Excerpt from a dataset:
■ ■ ■ ■ ■ ■ ■

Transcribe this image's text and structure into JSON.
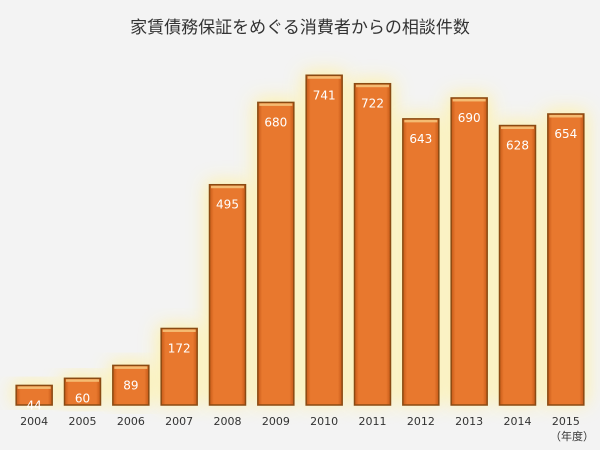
{
  "chart_data": {
    "type": "bar",
    "title": "家賃債務保証をめぐる消費者からの相談件数",
    "xlabel": "",
    "ylabel": "",
    "x_unit": "（年度）",
    "categories": [
      "2004",
      "2005",
      "2006",
      "2007",
      "2008",
      "2009",
      "2010",
      "2011",
      "2012",
      "2013",
      "2014",
      "2015"
    ],
    "values": [
      44,
      60,
      89,
      172,
      495,
      680,
      741,
      722,
      643,
      690,
      628,
      654
    ],
    "ylim": [
      0,
      800
    ],
    "grid": false,
    "legend": "none",
    "colors": {
      "background": "#f3f3f3",
      "bar_fill": "#e8782e",
      "bar_border": "#8a4a12",
      "bar_top": "#f5c27a",
      "glow": "#fff2a6",
      "label": "#ffffff",
      "text": "#333333"
    }
  }
}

■ ■ ■ ■ ■ ■ ■

## Written problem:
Report every line containing the word "text" from the listing above.

## Solution to the exercise:
Transcribe this image's text and structure into JSON.
      "text": "#333333"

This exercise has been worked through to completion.